§ EXERCISE INSTRUCTIONS: Copy the lines of the listing below verbatim, from the line with "Itemize the components" up to and including the line with "question-nav: 5A 5B".

§ Data entries:
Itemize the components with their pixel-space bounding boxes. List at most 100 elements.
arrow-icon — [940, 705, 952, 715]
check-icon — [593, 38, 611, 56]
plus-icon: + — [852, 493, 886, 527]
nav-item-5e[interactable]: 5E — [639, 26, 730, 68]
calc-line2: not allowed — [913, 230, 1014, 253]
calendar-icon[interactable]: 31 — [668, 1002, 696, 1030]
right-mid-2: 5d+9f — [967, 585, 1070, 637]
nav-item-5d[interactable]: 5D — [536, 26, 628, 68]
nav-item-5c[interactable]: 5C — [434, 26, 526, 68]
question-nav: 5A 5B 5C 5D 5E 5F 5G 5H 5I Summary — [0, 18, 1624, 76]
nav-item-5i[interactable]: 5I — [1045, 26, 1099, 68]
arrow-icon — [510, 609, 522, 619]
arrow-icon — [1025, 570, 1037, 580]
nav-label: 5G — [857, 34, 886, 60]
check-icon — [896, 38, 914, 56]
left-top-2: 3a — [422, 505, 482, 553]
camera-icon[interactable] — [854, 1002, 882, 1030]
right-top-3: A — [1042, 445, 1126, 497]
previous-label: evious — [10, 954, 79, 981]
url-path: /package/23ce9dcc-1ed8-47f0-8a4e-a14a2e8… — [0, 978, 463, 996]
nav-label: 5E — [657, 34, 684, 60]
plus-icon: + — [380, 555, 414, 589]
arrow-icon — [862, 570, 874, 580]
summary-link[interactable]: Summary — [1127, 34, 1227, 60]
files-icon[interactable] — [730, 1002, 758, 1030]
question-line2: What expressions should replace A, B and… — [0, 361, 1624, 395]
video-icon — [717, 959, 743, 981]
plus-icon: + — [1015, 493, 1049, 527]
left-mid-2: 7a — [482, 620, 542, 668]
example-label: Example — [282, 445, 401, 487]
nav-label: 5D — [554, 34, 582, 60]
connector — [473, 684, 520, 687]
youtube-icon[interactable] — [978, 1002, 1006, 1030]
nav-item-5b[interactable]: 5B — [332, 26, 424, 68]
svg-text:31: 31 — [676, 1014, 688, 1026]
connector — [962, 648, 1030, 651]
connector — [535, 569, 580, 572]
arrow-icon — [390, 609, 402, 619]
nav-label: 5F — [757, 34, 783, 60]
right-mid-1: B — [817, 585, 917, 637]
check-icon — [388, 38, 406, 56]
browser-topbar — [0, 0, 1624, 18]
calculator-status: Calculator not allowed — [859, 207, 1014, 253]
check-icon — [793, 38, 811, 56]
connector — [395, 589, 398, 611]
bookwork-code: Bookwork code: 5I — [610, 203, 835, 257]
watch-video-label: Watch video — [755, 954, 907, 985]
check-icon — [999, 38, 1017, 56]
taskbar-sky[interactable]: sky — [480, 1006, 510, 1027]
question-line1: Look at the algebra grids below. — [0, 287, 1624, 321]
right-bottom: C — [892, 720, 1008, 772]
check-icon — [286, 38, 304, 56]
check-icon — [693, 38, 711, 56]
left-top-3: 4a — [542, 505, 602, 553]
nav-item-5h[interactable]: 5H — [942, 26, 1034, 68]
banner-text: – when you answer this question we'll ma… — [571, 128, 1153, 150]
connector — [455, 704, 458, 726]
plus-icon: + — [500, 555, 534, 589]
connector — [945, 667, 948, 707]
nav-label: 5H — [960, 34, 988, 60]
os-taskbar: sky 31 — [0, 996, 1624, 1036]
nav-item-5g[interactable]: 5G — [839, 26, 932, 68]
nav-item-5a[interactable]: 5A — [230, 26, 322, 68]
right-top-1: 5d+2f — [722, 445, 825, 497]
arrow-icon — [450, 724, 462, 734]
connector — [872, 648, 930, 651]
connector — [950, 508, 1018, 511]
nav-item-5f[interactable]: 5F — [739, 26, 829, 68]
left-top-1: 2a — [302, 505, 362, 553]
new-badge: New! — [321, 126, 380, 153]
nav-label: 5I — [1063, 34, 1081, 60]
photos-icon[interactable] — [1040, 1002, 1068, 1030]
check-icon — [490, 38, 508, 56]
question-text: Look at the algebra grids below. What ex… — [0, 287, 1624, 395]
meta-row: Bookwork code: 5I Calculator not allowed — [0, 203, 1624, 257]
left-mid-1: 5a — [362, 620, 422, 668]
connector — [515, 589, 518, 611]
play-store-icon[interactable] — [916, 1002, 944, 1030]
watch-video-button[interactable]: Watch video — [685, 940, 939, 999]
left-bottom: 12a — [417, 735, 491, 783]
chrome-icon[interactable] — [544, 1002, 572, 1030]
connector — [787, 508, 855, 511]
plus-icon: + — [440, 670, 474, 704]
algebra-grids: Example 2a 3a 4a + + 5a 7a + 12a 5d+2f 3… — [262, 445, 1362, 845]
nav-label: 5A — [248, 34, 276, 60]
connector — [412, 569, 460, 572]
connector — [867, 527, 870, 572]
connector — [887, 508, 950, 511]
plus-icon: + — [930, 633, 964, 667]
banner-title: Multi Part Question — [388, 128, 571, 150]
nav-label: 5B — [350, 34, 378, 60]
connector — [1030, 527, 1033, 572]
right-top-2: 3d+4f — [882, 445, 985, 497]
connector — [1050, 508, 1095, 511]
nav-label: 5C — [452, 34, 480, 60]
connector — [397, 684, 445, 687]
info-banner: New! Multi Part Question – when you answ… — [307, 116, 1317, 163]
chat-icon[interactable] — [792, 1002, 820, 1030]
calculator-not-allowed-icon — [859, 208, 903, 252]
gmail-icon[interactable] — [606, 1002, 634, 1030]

--

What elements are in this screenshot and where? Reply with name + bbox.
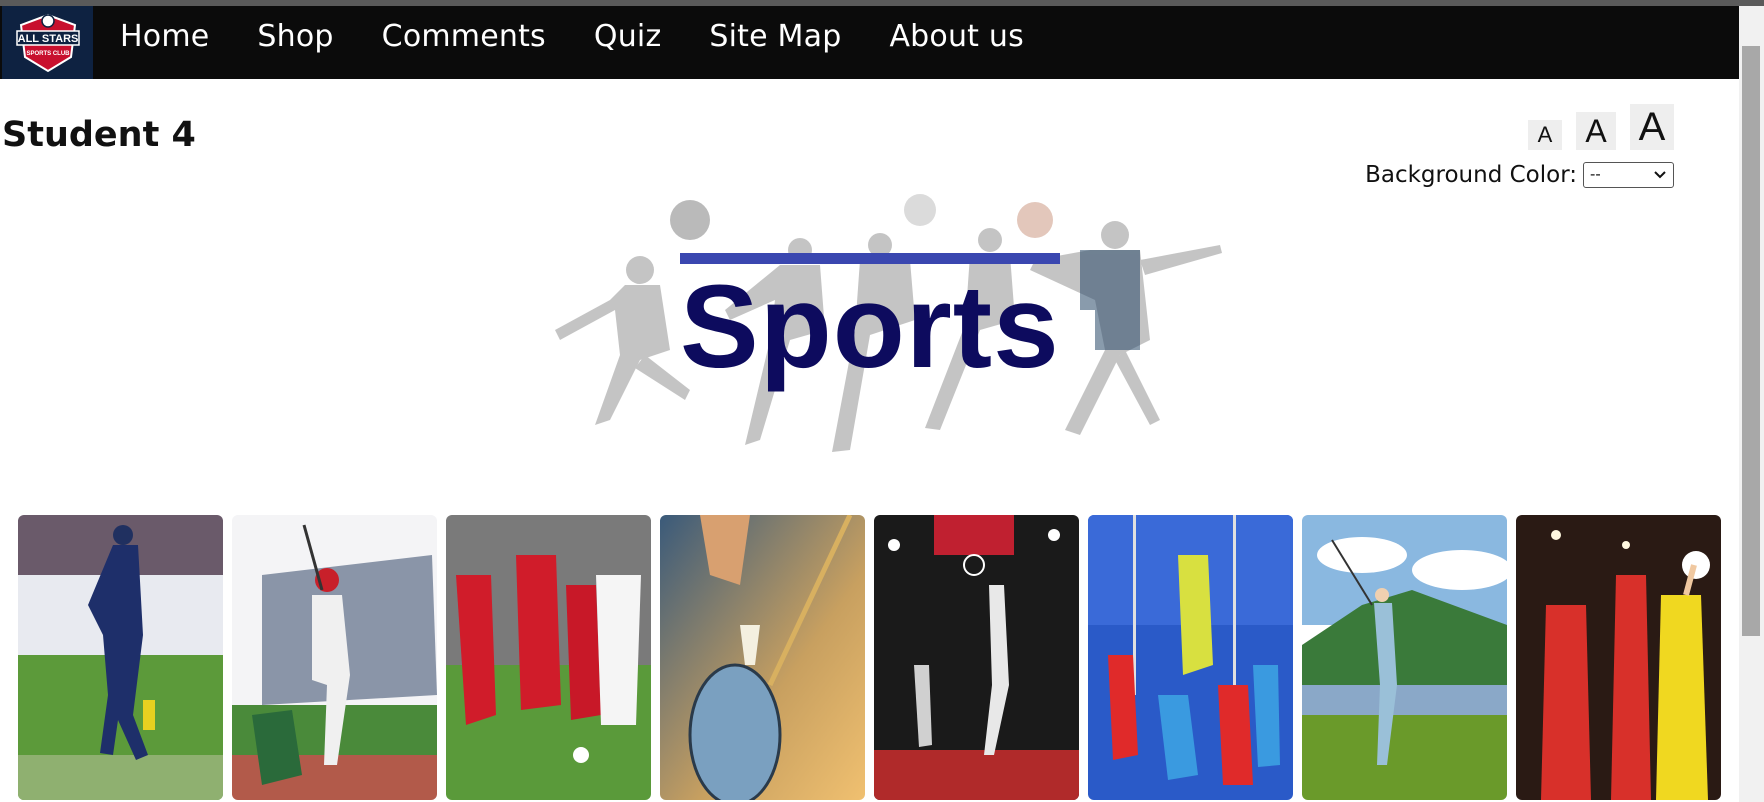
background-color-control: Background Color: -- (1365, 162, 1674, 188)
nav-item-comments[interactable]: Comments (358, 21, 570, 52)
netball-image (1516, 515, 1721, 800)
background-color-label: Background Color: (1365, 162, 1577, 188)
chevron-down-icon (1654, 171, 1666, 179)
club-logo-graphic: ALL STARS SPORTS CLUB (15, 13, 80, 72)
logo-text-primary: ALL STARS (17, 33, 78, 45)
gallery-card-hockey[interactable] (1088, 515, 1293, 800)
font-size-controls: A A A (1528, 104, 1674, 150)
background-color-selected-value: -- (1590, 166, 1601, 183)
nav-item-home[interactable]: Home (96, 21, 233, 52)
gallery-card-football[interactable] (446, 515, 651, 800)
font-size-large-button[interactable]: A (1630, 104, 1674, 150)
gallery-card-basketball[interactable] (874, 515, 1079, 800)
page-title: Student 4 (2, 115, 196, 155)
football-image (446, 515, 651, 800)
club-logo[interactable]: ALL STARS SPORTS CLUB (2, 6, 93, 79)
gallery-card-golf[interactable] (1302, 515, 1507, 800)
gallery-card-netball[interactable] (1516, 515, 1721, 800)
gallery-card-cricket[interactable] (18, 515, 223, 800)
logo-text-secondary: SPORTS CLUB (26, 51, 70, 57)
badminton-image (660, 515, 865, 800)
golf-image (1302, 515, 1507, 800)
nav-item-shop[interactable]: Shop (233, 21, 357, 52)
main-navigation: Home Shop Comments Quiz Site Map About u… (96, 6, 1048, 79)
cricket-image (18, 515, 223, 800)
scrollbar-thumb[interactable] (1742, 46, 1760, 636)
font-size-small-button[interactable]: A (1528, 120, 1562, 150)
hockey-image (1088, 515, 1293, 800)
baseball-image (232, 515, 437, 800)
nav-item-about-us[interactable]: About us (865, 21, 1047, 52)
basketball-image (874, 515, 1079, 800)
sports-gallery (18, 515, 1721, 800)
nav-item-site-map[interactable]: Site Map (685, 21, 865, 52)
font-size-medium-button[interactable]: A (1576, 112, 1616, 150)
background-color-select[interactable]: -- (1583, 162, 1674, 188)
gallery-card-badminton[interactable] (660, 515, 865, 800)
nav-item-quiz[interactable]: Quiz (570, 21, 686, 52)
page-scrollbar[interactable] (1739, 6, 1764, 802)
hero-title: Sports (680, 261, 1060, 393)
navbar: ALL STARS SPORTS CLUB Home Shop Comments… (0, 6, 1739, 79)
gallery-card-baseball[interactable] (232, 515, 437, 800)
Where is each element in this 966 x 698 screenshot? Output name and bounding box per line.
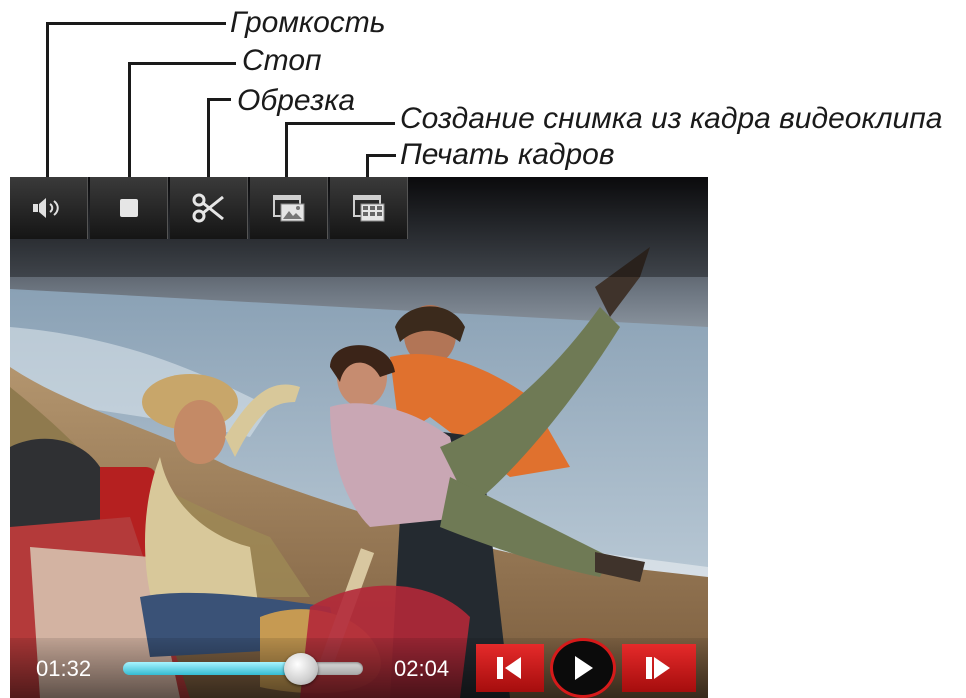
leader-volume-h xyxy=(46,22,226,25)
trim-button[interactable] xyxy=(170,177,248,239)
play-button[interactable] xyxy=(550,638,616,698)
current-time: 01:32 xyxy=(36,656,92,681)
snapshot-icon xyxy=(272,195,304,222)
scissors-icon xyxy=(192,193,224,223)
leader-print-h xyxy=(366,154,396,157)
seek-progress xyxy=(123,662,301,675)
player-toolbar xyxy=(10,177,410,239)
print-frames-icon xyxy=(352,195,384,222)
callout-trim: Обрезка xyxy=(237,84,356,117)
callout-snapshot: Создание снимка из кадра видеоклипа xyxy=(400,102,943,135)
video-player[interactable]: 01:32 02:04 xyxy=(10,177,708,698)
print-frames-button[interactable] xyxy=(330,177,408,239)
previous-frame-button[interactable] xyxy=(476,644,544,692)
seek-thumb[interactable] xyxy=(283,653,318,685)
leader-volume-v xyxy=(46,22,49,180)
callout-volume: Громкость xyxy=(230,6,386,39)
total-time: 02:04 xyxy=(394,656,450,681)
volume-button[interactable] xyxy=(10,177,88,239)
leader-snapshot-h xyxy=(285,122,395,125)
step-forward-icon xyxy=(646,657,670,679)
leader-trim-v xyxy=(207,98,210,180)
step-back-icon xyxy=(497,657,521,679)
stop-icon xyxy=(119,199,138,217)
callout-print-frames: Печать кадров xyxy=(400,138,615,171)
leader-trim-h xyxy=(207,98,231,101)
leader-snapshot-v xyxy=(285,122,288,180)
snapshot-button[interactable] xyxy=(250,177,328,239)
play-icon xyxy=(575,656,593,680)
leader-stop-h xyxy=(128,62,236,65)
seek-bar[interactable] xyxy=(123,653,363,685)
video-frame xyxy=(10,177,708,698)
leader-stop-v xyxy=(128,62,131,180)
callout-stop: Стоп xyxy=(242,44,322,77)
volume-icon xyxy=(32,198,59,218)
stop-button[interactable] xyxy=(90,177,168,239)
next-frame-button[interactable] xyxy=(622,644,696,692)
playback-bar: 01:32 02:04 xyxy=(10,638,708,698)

§ EXERCISE OUTPUT:
Itemize the components with their pixel-space bounding boxes. List at most 100 elements.
arrow-icon — [940, 705, 952, 715]
check-icon — [593, 38, 611, 56]
plus-icon: + — [852, 493, 886, 527]
nav-item-5e[interactable]: 5E — [639, 26, 730, 68]
calc-line2: not allowed — [913, 230, 1014, 253]
calendar-icon[interactable]: 31 — [668, 1002, 696, 1030]
right-mid-2: 5d+9f — [967, 585, 1070, 637]
nav-item-5d[interactable]: 5D — [536, 26, 628, 68]
nav-item-5c[interactable]: 5C — [434, 26, 526, 68]
question-nav: 5A 5B 5C 5D 5E 5F 5G 5H 5I Summary — [0, 18, 1624, 76]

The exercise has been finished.